Locate the lines of the listing below that hold "触摸屏供电电源", then copy each of them.
Material supplied start
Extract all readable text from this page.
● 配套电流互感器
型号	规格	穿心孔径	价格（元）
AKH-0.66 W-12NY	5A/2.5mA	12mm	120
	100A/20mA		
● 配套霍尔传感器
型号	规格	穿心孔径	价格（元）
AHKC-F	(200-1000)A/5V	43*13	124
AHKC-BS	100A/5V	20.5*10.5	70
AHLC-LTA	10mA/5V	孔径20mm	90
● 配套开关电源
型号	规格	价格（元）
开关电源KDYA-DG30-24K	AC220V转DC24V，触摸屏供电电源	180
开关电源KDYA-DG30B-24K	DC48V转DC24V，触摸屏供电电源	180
Material supplied end
Material supplied start
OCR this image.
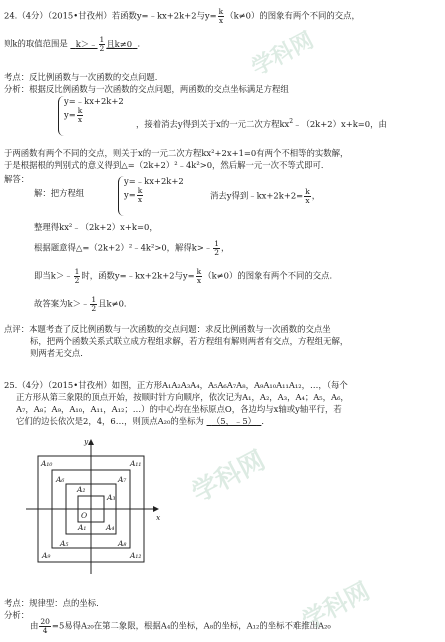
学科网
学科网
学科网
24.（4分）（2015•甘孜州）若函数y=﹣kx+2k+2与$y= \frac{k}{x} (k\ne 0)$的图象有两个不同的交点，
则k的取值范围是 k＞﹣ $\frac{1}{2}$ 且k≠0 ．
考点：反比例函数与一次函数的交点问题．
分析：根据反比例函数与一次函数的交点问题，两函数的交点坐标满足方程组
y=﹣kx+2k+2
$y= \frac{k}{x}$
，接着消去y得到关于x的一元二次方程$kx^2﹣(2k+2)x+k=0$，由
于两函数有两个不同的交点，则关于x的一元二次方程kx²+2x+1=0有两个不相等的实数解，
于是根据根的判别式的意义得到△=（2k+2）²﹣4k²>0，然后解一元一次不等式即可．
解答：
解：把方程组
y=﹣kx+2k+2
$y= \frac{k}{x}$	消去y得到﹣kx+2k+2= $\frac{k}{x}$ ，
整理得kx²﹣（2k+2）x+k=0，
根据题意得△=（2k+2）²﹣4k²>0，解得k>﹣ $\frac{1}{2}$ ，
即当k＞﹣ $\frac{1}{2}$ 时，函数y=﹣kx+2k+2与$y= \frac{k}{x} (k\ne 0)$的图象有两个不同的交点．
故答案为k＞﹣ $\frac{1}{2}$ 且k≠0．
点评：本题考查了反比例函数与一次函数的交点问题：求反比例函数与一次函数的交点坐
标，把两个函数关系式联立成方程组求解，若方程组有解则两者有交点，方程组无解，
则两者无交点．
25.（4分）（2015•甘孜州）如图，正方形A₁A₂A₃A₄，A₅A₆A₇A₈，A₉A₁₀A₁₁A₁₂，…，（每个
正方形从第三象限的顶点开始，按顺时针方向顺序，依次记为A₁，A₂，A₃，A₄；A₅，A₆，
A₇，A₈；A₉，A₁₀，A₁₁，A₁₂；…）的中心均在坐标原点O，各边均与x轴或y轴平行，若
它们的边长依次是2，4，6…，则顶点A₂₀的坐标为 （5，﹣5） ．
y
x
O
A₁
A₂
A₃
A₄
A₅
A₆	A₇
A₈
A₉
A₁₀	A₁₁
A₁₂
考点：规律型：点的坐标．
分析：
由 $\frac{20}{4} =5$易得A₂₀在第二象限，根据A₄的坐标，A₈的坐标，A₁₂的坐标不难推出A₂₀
Material supplied end
The response:
开关电源KDYA-DG30-24K	AC220V转DC24V，触摸屏供电电源	180
开关电源KDYA-DG30B-24K	DC48V转DC24V，触摸屏供电电源	180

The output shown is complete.